* _Requirement_
Write out the entries again exactly as they are given.

※ ※ ※

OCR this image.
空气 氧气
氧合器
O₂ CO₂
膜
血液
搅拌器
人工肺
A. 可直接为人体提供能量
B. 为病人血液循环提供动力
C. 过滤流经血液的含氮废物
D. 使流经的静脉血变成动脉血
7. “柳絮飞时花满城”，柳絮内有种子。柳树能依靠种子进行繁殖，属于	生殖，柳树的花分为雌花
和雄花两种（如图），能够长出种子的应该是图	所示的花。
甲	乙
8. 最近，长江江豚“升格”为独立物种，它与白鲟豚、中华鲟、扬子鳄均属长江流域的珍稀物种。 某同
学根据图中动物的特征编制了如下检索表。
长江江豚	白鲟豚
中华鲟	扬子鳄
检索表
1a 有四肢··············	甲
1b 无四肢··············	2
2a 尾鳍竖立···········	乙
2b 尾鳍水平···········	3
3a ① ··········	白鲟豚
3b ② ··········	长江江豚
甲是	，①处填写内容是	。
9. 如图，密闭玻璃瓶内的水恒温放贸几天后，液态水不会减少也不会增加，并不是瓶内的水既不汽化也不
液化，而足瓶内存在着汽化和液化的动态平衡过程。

※ ※ ※

* _Solved problem_
OCR this image.
空气 氧气
氧合器
O₂ CO₂
膜
血液
搅拌器
人工肺
A. 可直接为人体提供能量
B. 为病人血液循环提供动力
C. 过滤流经血液的含氮废物
D. 使流经的静脉血变成动脉血
7. “柳絮飞时花满城”，柳絮内有种子。柳树能依靠种子进行繁殖，属于	生殖，柳树的花分为雌花
和雄花两种（如图），能够长出种子的应该是图	所示的花。
甲	乙
8. 最近，长江江豚“升格”为独立物种，它与白鲟豚、中华鲟、扬子鳄均属长江流域的珍稀物种。 某同
学根据图中动物的特征编制了如下检索表。
长江江豚	白鲟豚
中华鲟	扬子鳄
检索表
1a 有四肢··············	甲
1b 无四肢··············	2
2a 尾鳍竖立···········	乙
2b 尾鳍水平···········	3
3a ① ··········	白鲟豚
3b ② ··········	长江江豚
甲是	，①处填写内容是	。
9. 如图，密闭玻璃瓶内的水恒温放贸几天后，液态水不会减少也不会增加，并不是瓶内的水既不汽化也不
液化，而足瓶内存在着汽化和液化的动态平衡过程。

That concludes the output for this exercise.